▼
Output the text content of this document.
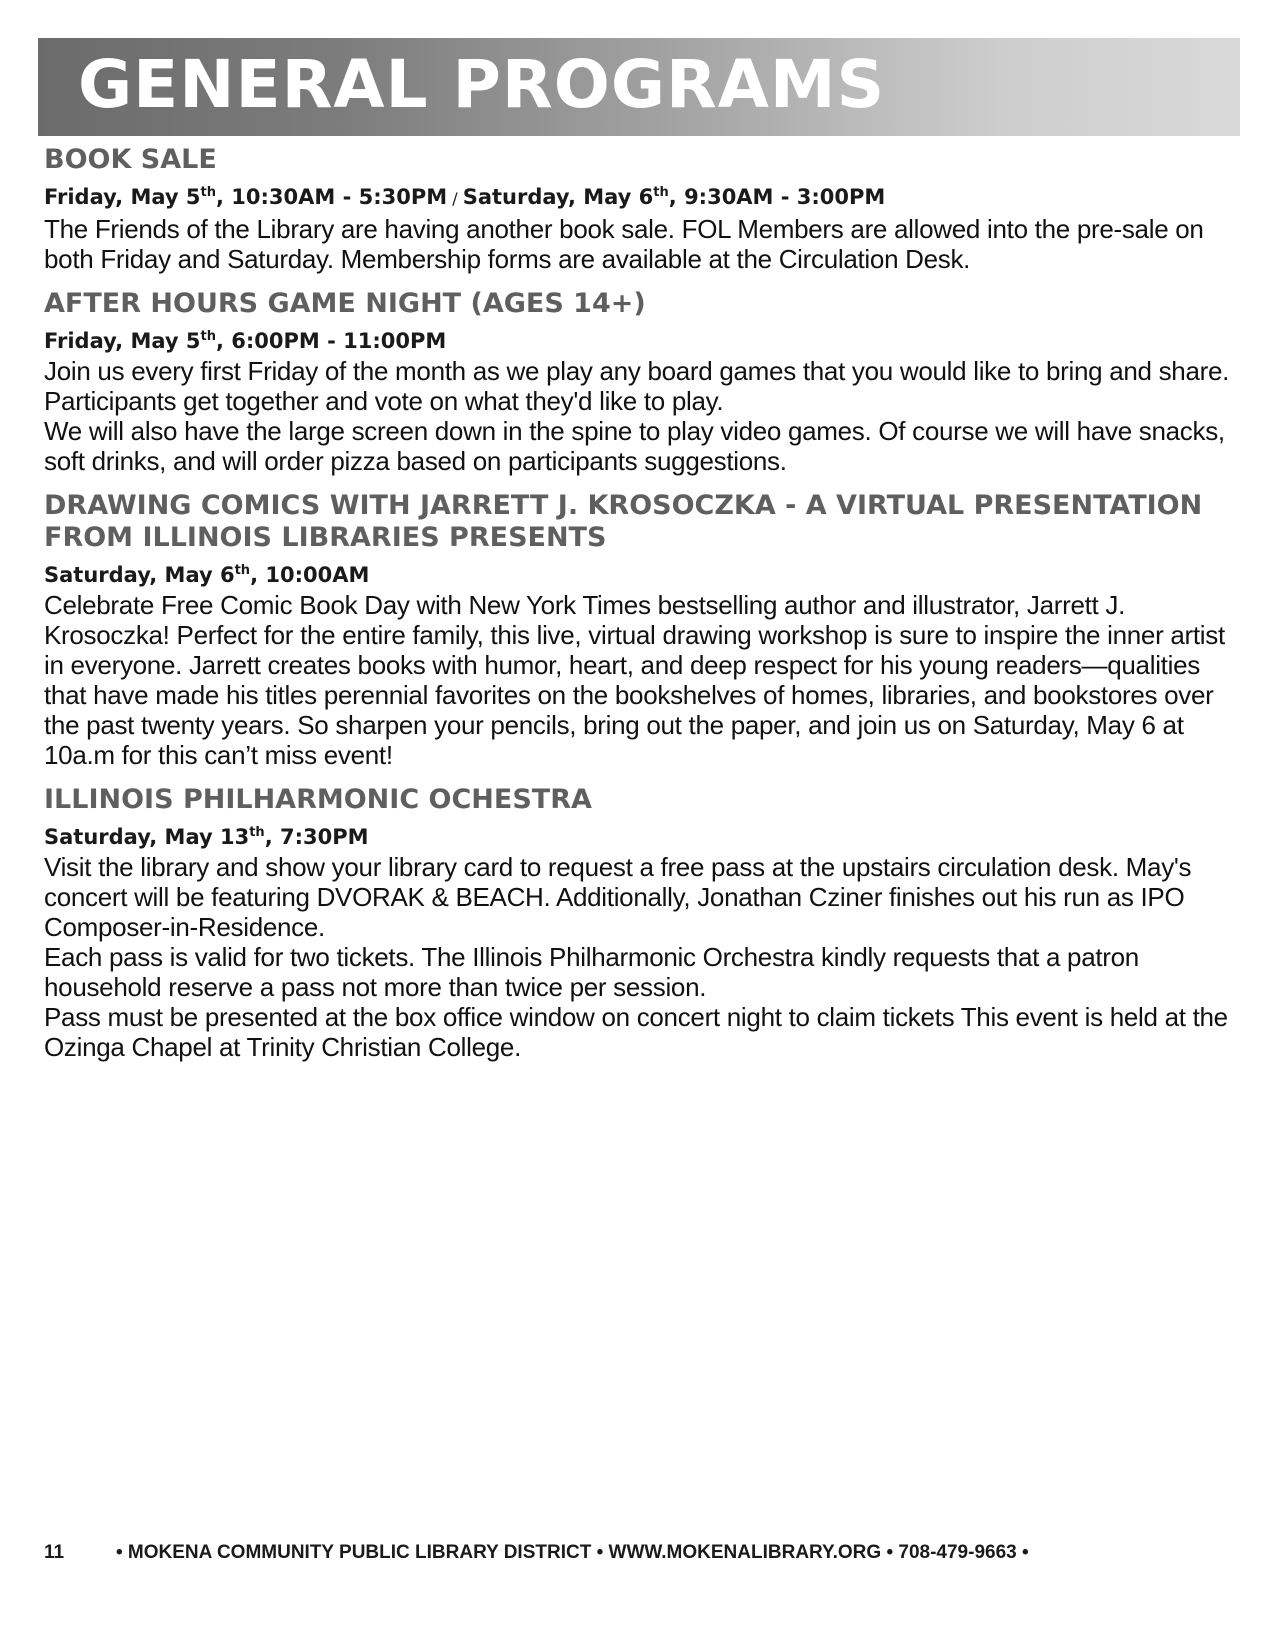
GENERAL PROGRAMS
BOOK SALE
Friday, May 5th, 10:30AM - 5:30PM / Saturday, May 6th, 9:30AM - 3:00PM

The Friends of the Library are having another book sale. FOL Members are allowed into the pre-sale on both Friday and Saturday. Membership forms are available at the Circulation Desk.

AFTER HOURS GAME NIGHT (AGES 14+)
Friday, May 5th, 6:00PM - 11:00PM

Join us every first Friday of the month as we play any board games that you would like to bring and share. Participants get together and vote on what they'd like to play.

We will also have the large screen down in the spine to play video games. Of course we will have snacks, soft drinks, and will order pizza based on participants suggestions.

DRAWING COMICS WITH JARRETT J. KROSOCZKA - A VIRTUAL PRESENTATION FROM ILLINOIS LIBRARIES PRESENTS
Saturday, May 6th, 10:00AM

Celebrate Free Comic Book Day with New York Times bestselling author and illustrator, Jarrett J. Krosoczka! Perfect for the entire family, this live, virtual drawing workshop is sure to inspire the inner artist in everyone. Jarrett creates books with humor, heart, and deep respect for his young readers—qualities that have made his titles perennial favorites on the bookshelves of homes, libraries, and bookstores over the past twenty years. So sharpen your pencils, bring out the paper, and join us on Saturday, May 6 at 10a.m for this can’t miss event!

ILLINOIS PHILHARMONIC OCHESTRA
Saturday, May 13th, 7:30PM

Visit the library and show your library card to request a free pass at the upstairs circulation desk. May's concert will be featuring DVORAK & BEACH. Additionally, Jonathan Cziner finishes out his run as IPO Composer-in-Residence.

Each pass is valid for two tickets. The Illinois Philharmonic Orchestra kindly requests that a patron household reserve a pass not more than twice per session.

Pass must be presented at the box office window on concert night to claim tickets This event is held at the Ozinga Chapel at Trinity Christian College.

11	• MOKENA COMMUNITY PUBLIC LIBRARY DISTRICT • WWW.MOKENALIBRARY.ORG • 708-479-9663 •
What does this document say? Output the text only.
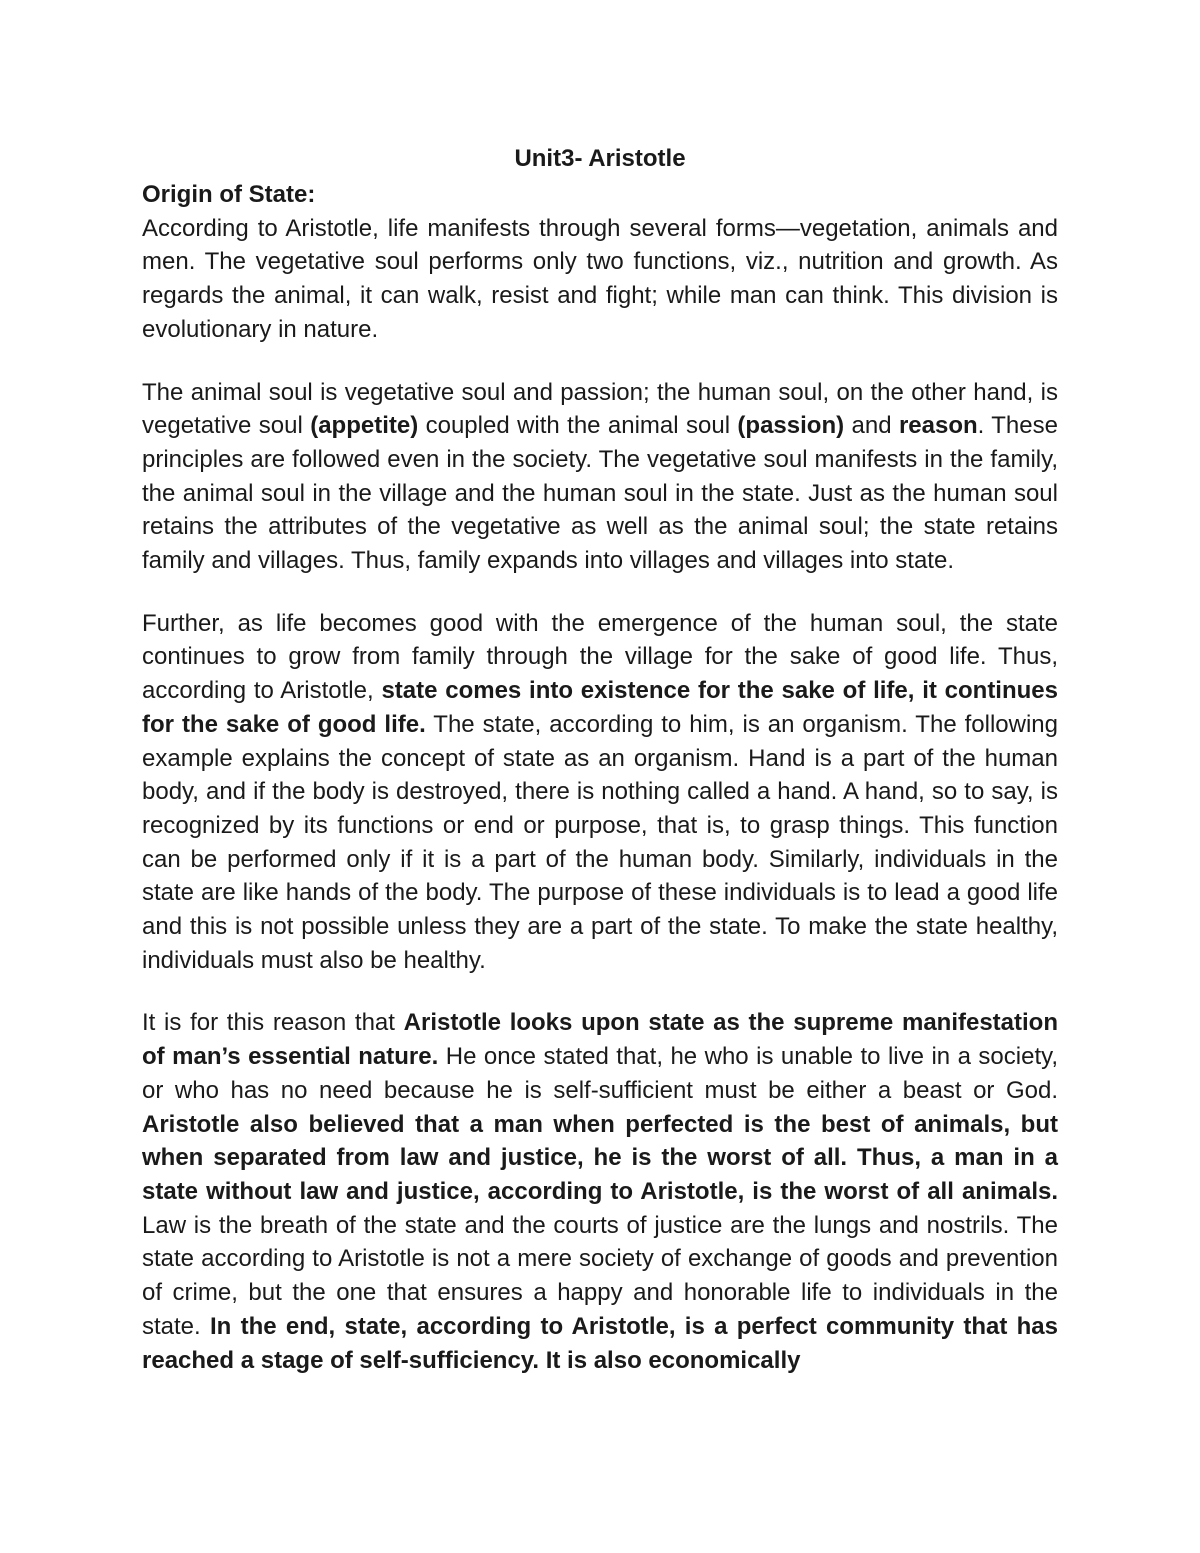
Unit3- Aristotle
Origin of State:

According to Aristotle, life manifests through several forms—vegetation, animals and men. The vegetative soul performs only two functions, viz., nutrition and growth. As regards the animal, it can walk, resist and fight; while man can think. This division is evolutionary in nature.

The animal soul is vegetative soul and passion; the human soul, on the other hand, is vegetative soul (appetite) coupled with the animal soul (passion) and reason. These principles are followed even in the society. The vegetative soul manifests in the family, the animal soul in the village and the human soul in the state. Just as the human soul retains the attributes of the vegetative as well as the animal soul; the state retains family and villages. Thus, family expands into villages and villages into state.

Further, as life becomes good with the emergence of the human soul, the state continues to grow from family through the village for the sake of good life. Thus, according to Aristotle, state comes into existence for the sake of life, it continues for the sake of good life. The state, according to him, is an organism. The following example explains the concept of state as an organism. Hand is a part of the human body, and if the body is destroyed, there is nothing called a hand. A hand, so to say, is recognized by its functions or end or purpose, that is, to grasp things. This function can be performed only if it is a part of the human body. Similarly, individuals in the state are like hands of the body. The purpose of these individuals is to lead a good life and this is not possible unless they are a part of the state. To make the state healthy, individuals must also be healthy.

It is for this reason that Aristotle looks upon state as the supreme manifestation of man’s essential nature. He once stated that, he who is unable to live in a society, or who has no need because he is self-sufficient must be either a beast or God. Aristotle also believed that a man when perfected is the best of animals, but when separated from law and justice, he is the worst of all. Thus, a man in a state without law and justice, according to Aristotle, is the worst of all animals. Law is the breath of the state and the courts of justice are the lungs and nostrils. The state according to Aristotle is not a mere society of exchange of goods and prevention of crime, but the one that ensures a happy and honorable life to individuals in the state. In the end, state, according to Aristotle, is a perfect community that has reached a stage of self-sufficiency. It is also economically
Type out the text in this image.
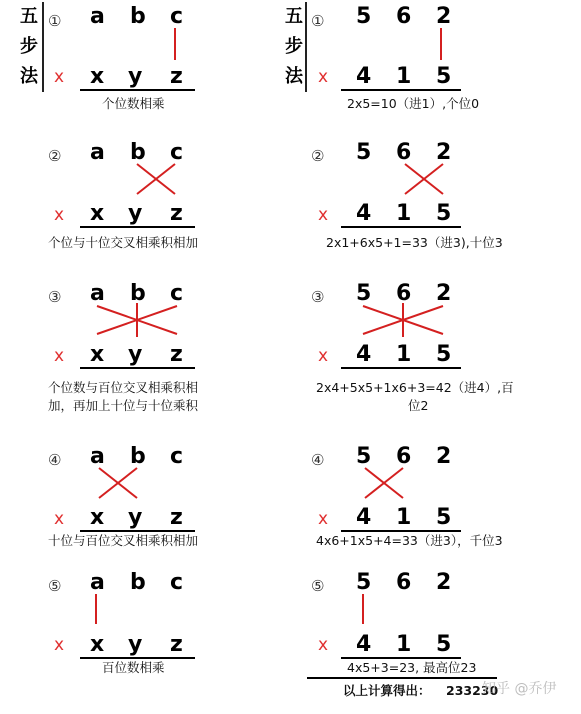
五
步
法
五
步
法
① a b c
x x y z
个位数相乘
① 5 6 2
x 4 1 5
2x5=10（进1）,个位0
② a b c
x x y z
个位与十位交叉相乘积相加
② 5 6 2
x 4 1 5
2x1+6x5+1=33（进3),十位3
③ a b c
x x y z
个位数与百位交叉相乘积相
加，再加上十位与十位乘积
③ 5 6 2
x 4 1 5
2x4+5x5+1x6+3=42（进4）,百
位2
④ a b c
x x y z
十位与百位交叉相乘积相加
④ 5 6 2
x 4 1 5
4x6+1x5+4=33（进3），千位3
⑤ a b c
x x y z
百位数相乘
⑤ 5 6 2
x 4 1 5
4x5+3=23, 最高位23
以上计算得出： 233230
知乎 @乔伊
▲
INSTRUCTIONS FOR THE TASK.
In the records above, how many lines include the string "Output"? Answer with only the number.

RESULT FOR THIS EXERCISE.
2